(A run of records)
------------------------------

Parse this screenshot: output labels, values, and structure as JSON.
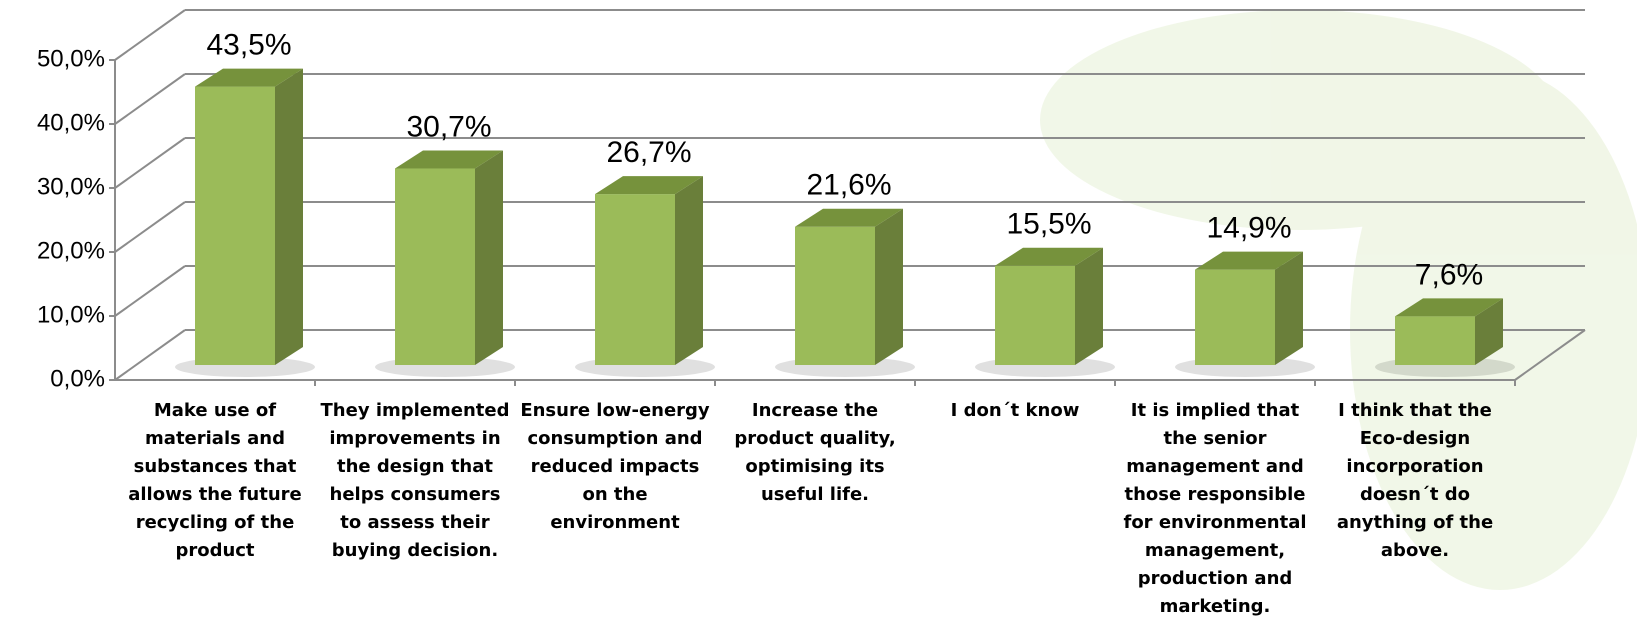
{
  "chart_data": {
    "type": "bar3d",
    "categories": [
      "Make use of materials and substances that allows the future recycling of the product",
      "They implemented improvements in the design that helps consumers to assess their buying decision.",
      "Ensure low-energy consumption and reduced impacts on the environment",
      "Increase the product quality, optimising its useful life.",
      "I don´t know",
      "It is implied that the senior management and those responsible for environmental management, production and marketing.",
      "I think that the Eco-design incorporation doesn´t do anything of the above."
    ],
    "values": [
      43.5,
      30.7,
      26.7,
      21.6,
      15.5,
      14.9,
      7.6
    ],
    "value_labels": [
      "43,5%",
      "30,7%",
      "26,7%",
      "21,6%",
      "15,5%",
      "14,9%",
      "7,6%"
    ],
    "color": "#9bbb59",
    "ylim": [
      0,
      50
    ],
    "yticks": [
      {
        "value": 0,
        "label": "0,0%"
      },
      {
        "value": 10,
        "label": "10,0%"
      },
      {
        "value": 20,
        "label": "20,0%"
      },
      {
        "value": 30,
        "label": "30,0%"
      },
      {
        "value": 40,
        "label": "40,0%"
      },
      {
        "value": 50,
        "label": "50,0%"
      }
    ],
    "grid": true
  }
}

------------------------------

GIVEN INSTRUCTION: Omit the pictures and give the material again, exactly and in full.

IN RESPONSE:
Parse this screenshot: output labels, values, and structure as JSON.
{
  "chart_data": {
    "type": "bar3d",
    "categories": [
      "Make use of materials and substances that allows the future recycling of the product",
      "They implemented improvements in the design that helps consumers to assess their buying decision.",
      "Ensure low-energy consumption and reduced impacts on the environment",
      "Increase the product quality, optimising its useful life.",
      "I don´t know",
      "It is implied that the senior management and those responsible for environmental management, production and marketing.",
      "I think that the Eco-design incorporation doesn´t do anything of the above."
    ],
    "values": [
      43.5,
      30.7,
      26.7,
      21.6,
      15.5,
      14.9,
      7.6
    ],
    "value_labels": [
      "43,5%",
      "30,7%",
      "26,7%",
      "21,6%",
      "15,5%",
      "14,9%",
      "7,6%"
    ],
    "color": "#9bbb59",
    "ylim": [
      0,
      50
    ],
    "yticks": [
      {
        "value": 0,
        "label": "0,0%"
      },
      {
        "value": 10,
        "label": "10,0%"
      },
      {
        "value": 20,
        "label": "20,0%"
      },
      {
        "value": 30,
        "label": "30,0%"
      },
      {
        "value": 40,
        "label": "40,0%"
      },
      {
        "value": 50,
        "label": "50,0%"
      }
    ],
    "grid": true
  }
}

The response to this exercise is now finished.